Required task
Check each line for the string "JSON" and give only the count of lines that have it.

Structured figure records:
+ + + + + + +

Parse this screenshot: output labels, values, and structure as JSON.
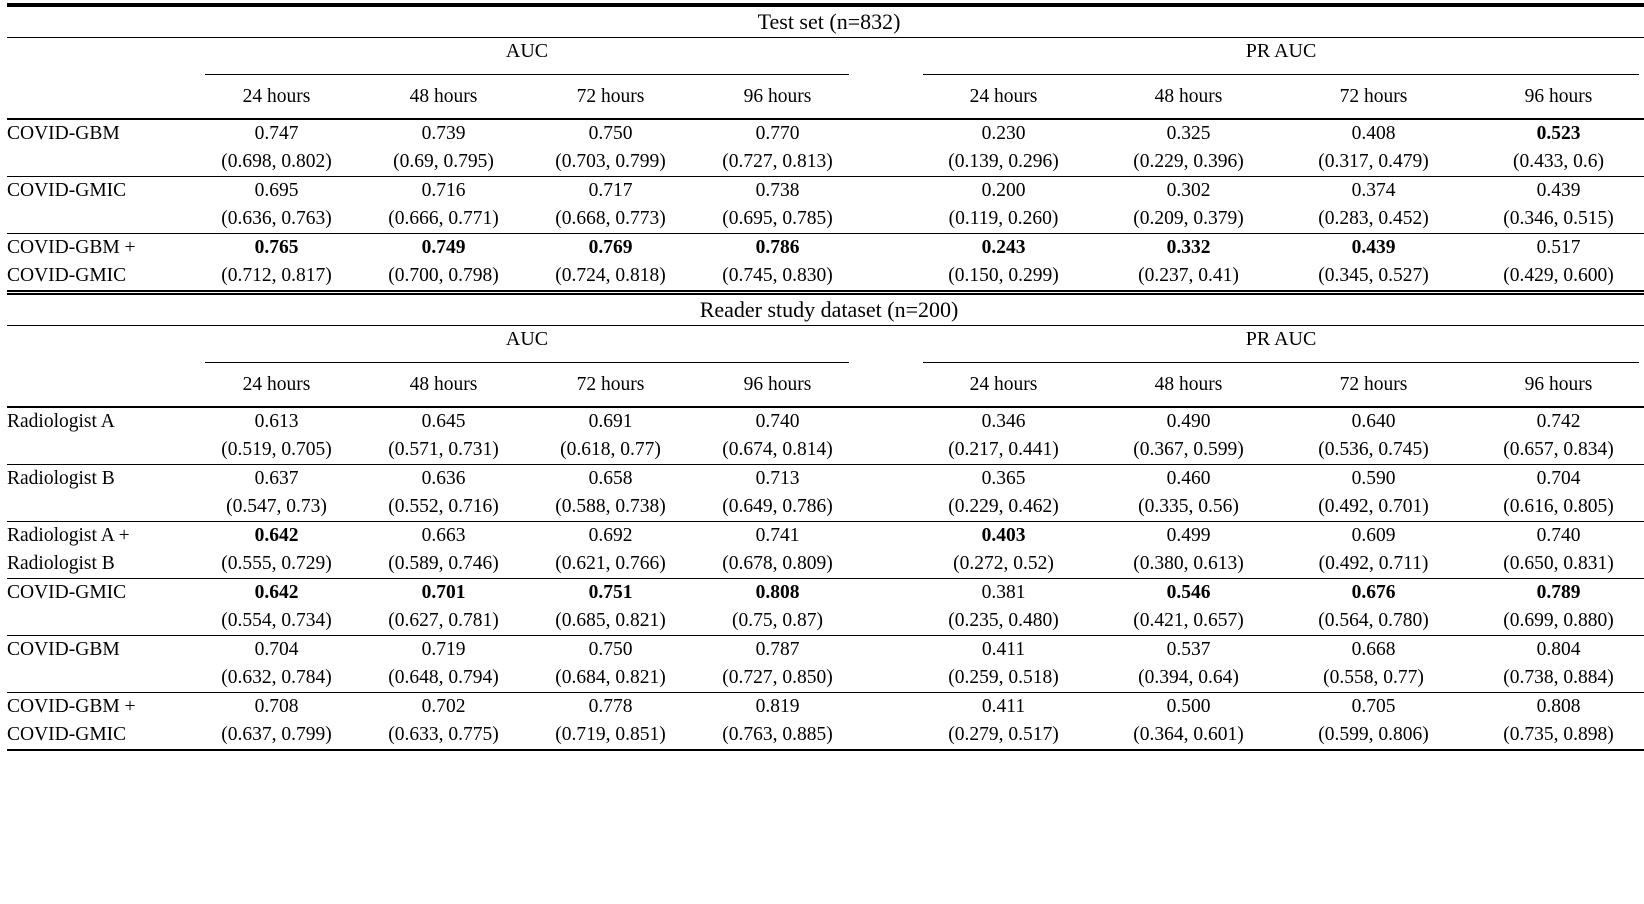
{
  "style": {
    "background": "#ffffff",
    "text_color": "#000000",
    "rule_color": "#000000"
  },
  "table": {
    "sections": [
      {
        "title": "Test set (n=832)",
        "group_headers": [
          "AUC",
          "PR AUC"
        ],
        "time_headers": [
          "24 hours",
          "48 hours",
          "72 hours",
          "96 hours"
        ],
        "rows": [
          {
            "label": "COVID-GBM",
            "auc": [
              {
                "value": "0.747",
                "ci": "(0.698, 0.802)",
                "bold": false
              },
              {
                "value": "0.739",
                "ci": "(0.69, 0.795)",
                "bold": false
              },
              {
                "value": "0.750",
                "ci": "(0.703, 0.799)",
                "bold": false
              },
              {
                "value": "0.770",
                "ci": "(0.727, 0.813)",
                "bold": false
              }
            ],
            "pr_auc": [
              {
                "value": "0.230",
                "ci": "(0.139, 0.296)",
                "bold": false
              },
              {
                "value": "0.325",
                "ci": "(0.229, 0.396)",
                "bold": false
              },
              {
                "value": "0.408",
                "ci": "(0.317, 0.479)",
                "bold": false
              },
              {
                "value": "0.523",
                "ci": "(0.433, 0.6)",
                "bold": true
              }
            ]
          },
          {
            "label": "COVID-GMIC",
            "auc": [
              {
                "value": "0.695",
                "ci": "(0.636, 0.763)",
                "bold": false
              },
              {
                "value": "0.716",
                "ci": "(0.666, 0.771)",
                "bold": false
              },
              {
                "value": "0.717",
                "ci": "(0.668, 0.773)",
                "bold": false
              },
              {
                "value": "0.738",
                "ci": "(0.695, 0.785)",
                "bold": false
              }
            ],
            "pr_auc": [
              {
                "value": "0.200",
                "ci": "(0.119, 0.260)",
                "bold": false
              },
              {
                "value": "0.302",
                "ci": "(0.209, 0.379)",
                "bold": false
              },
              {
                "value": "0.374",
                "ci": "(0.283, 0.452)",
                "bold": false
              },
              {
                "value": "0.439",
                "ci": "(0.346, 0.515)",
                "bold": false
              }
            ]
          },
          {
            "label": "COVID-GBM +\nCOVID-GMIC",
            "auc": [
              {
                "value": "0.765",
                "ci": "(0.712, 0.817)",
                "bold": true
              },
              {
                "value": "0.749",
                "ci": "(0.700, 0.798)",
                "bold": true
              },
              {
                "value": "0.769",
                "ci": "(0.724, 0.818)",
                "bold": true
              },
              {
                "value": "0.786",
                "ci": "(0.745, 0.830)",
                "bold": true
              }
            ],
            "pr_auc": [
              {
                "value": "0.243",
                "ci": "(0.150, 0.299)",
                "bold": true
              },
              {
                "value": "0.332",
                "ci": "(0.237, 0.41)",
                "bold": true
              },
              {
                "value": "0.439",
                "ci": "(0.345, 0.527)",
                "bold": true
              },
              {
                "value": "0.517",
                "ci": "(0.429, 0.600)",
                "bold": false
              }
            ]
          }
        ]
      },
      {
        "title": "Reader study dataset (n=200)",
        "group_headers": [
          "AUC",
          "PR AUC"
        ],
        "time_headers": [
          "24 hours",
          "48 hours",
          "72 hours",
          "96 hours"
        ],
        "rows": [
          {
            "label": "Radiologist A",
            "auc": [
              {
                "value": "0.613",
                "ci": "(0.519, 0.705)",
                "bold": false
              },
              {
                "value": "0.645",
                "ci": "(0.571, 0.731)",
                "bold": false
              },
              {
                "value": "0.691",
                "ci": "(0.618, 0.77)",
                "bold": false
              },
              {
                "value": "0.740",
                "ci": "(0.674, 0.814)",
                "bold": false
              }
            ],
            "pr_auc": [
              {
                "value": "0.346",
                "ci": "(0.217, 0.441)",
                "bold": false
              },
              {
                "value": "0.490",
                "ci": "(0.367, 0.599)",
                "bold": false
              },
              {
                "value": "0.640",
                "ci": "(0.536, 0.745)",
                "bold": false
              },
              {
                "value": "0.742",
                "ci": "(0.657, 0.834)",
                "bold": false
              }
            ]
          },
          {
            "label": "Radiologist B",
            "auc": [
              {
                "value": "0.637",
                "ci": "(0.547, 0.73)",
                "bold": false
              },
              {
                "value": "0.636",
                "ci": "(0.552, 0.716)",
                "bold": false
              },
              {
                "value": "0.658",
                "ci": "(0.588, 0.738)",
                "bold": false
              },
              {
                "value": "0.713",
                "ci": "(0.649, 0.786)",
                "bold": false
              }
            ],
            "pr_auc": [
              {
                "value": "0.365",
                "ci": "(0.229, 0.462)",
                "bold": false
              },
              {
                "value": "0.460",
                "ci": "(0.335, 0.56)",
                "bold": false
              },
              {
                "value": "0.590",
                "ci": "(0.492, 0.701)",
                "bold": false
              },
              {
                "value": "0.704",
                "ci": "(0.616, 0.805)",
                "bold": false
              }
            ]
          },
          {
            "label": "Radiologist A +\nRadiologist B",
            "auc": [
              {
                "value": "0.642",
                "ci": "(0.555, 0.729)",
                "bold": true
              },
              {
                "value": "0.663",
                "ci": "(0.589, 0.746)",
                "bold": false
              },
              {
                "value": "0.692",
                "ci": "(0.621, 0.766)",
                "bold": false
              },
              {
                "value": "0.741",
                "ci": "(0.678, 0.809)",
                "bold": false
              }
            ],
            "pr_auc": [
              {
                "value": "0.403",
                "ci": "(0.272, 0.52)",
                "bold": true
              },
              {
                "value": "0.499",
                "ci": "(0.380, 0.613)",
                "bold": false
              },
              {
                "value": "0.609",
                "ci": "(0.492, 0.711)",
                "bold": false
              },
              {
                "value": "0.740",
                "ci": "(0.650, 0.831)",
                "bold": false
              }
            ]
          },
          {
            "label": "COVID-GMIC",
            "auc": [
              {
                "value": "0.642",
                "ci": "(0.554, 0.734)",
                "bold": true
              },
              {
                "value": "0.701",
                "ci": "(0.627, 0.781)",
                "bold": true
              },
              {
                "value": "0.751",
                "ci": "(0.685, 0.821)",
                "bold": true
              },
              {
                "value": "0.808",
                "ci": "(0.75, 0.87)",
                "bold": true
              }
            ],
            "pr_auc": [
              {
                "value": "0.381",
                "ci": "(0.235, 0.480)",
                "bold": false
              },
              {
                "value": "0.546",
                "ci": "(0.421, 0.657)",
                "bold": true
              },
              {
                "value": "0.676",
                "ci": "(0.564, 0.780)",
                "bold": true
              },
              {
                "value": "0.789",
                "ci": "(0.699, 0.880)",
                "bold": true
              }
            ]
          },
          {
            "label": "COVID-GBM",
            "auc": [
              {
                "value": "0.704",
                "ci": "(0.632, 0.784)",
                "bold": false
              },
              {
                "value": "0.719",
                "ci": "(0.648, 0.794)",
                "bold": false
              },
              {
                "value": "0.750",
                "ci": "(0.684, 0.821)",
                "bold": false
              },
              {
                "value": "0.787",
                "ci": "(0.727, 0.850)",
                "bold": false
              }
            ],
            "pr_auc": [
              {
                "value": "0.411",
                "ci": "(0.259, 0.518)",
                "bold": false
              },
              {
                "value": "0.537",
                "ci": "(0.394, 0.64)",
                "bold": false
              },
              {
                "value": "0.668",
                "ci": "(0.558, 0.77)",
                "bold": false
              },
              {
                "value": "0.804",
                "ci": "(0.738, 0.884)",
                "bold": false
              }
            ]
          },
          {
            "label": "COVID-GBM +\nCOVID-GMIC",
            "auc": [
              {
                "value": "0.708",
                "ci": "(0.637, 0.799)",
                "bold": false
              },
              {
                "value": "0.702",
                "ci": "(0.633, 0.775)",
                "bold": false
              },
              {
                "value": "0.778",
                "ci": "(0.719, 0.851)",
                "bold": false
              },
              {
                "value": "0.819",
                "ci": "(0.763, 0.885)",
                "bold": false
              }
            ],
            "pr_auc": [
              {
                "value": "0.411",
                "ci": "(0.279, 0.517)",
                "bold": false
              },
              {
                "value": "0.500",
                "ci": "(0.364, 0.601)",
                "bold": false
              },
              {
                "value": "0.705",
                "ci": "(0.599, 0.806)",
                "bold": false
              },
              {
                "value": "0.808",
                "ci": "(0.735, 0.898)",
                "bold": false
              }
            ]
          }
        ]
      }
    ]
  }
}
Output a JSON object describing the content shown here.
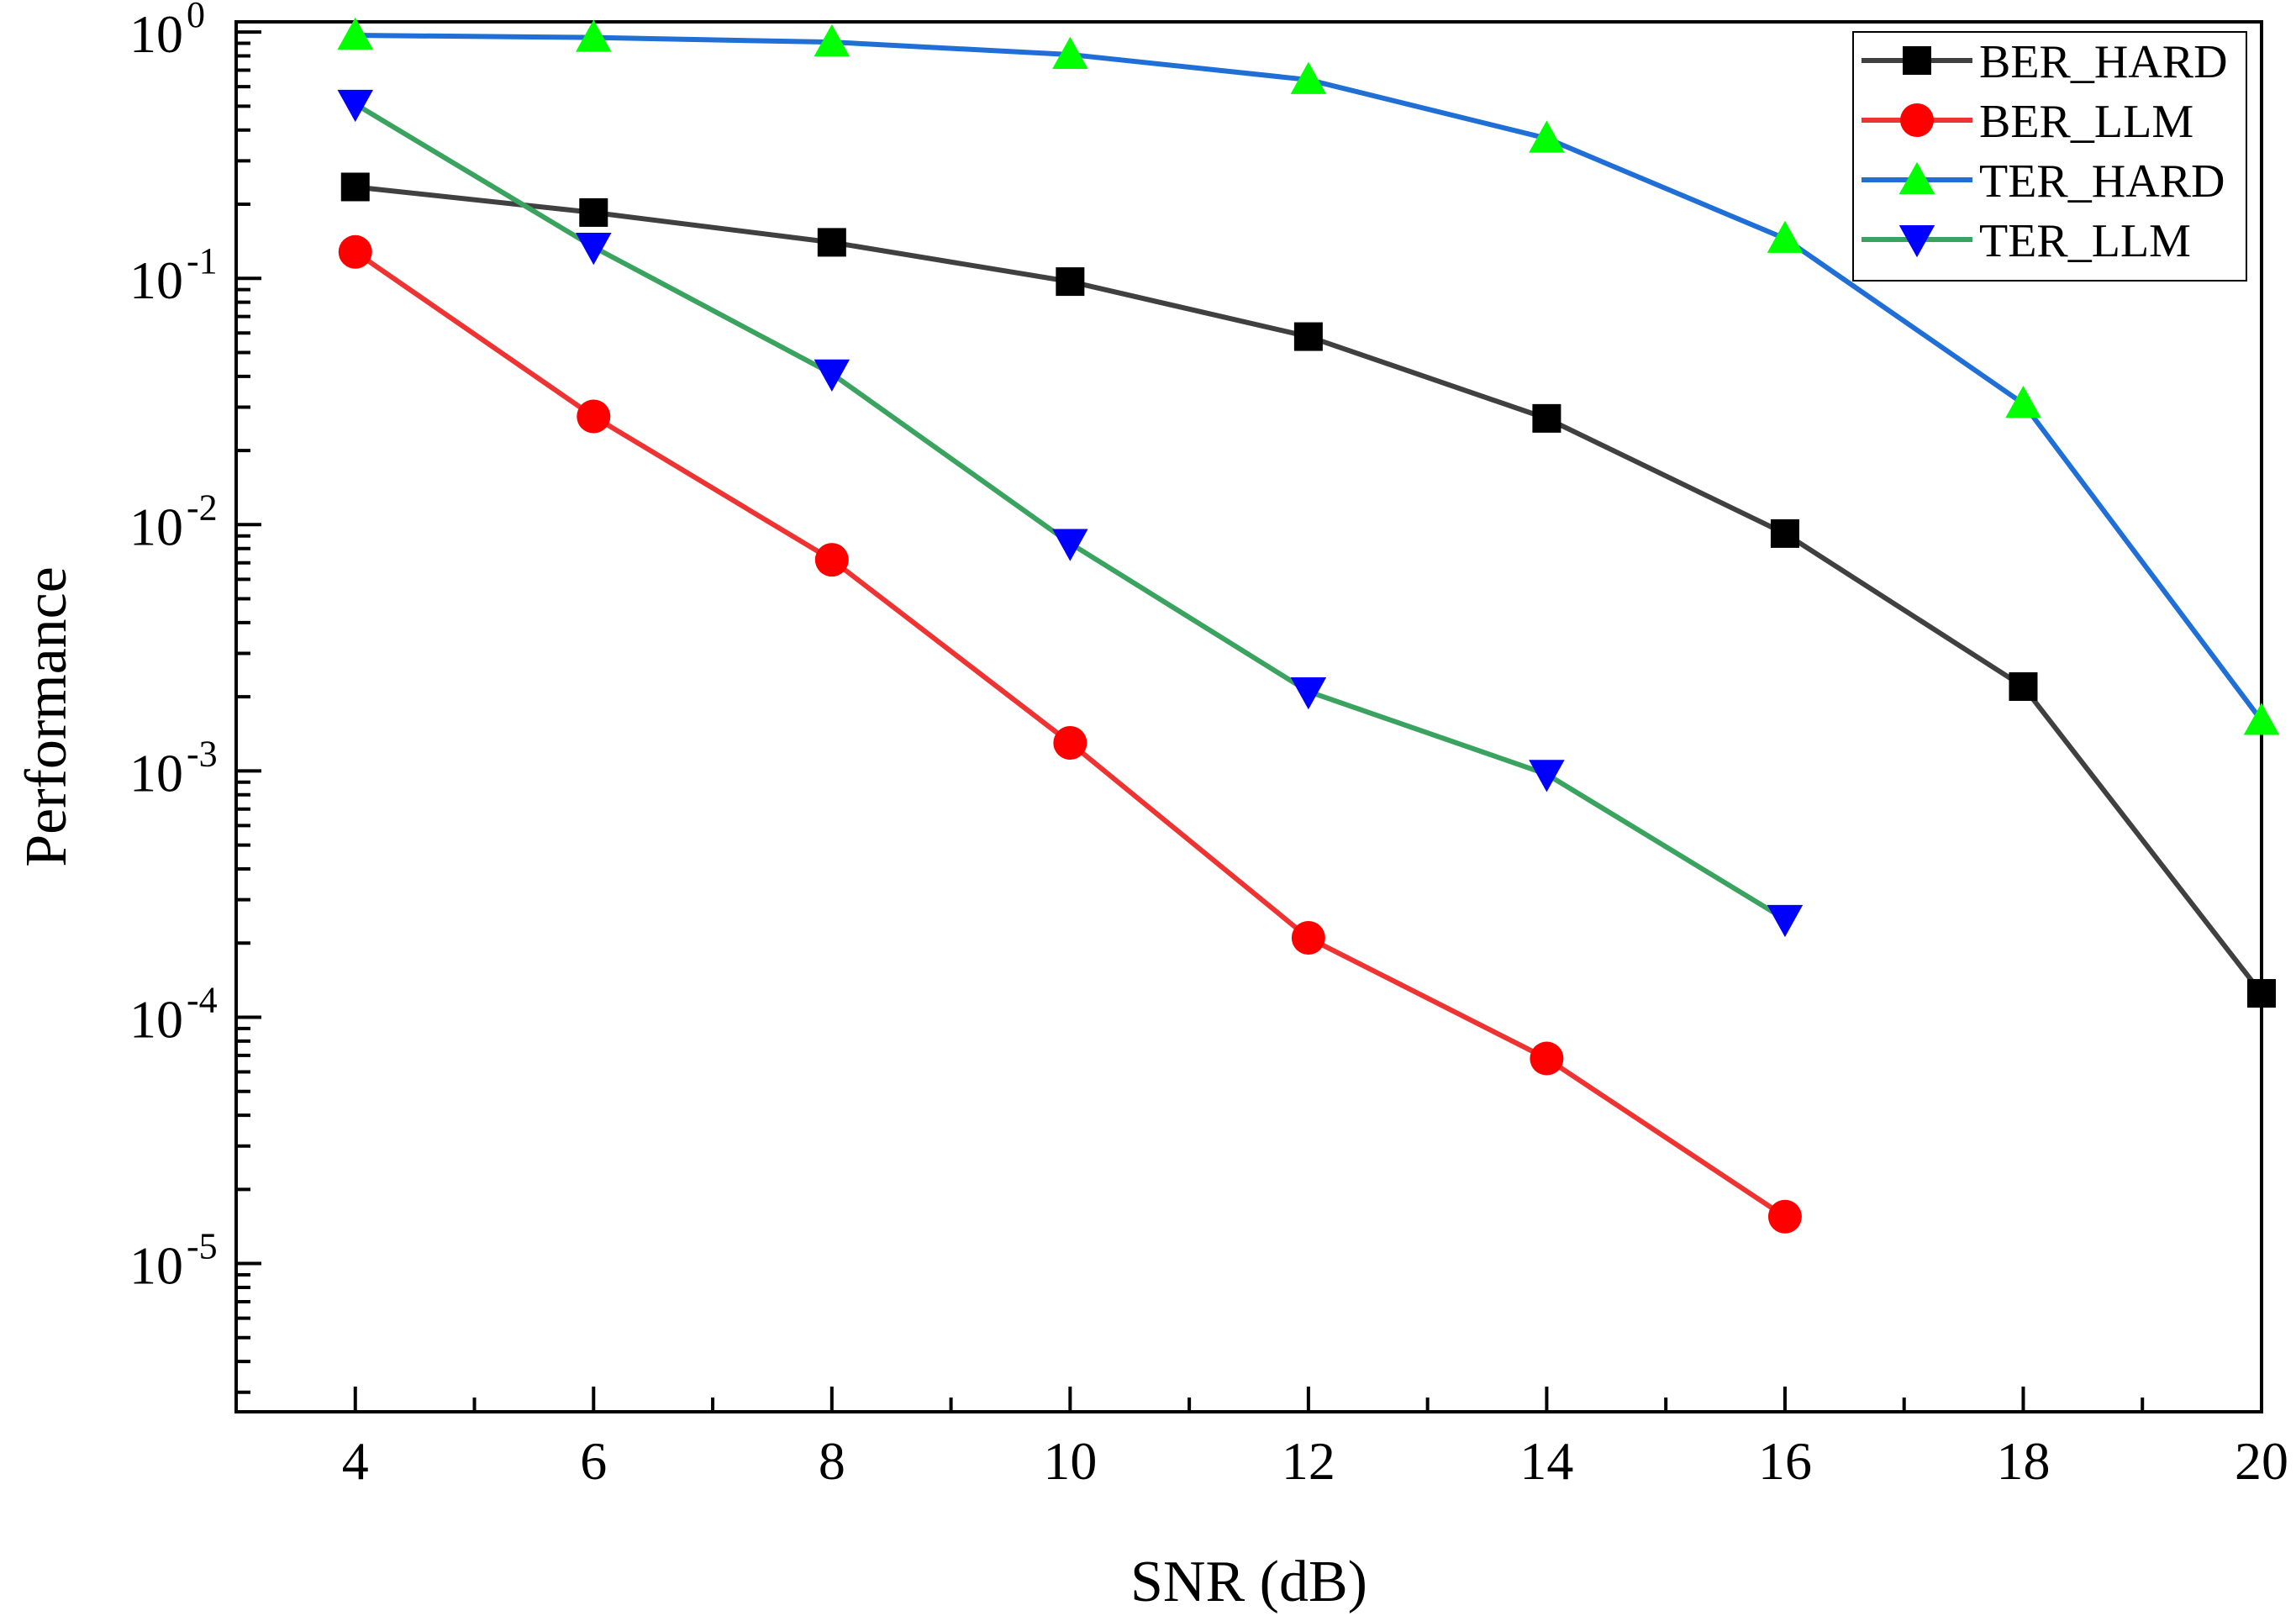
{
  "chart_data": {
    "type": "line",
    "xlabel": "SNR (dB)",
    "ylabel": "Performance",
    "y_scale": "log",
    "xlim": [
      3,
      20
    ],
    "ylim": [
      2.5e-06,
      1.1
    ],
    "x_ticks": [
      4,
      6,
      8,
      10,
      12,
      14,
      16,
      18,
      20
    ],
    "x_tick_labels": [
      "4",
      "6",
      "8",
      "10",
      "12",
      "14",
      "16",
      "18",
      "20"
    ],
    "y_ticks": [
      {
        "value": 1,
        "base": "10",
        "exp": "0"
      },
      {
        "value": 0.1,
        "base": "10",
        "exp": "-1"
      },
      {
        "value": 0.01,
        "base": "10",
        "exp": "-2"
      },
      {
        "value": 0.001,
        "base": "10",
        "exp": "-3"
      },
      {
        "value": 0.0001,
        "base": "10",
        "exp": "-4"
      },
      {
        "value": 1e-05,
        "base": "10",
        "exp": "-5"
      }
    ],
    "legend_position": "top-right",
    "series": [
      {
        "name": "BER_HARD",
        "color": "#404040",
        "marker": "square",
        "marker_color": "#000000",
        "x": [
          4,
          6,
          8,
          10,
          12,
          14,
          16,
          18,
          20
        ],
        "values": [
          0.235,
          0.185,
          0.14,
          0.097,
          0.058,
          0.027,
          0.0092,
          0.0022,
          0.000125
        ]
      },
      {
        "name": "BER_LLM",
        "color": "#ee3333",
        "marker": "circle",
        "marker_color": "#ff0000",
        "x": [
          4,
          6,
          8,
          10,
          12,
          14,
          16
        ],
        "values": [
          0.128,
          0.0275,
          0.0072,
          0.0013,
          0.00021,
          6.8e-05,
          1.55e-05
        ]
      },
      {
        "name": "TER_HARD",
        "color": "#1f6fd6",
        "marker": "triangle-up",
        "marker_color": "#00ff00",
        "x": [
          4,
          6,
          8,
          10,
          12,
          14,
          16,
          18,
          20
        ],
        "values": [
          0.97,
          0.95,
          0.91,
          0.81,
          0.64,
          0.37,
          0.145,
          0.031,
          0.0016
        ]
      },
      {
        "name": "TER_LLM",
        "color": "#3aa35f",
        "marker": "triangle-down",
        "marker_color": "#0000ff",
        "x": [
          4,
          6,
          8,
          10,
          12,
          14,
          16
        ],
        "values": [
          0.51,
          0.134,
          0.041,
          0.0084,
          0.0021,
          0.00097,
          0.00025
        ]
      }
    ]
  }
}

+ + + + + + +

The output
2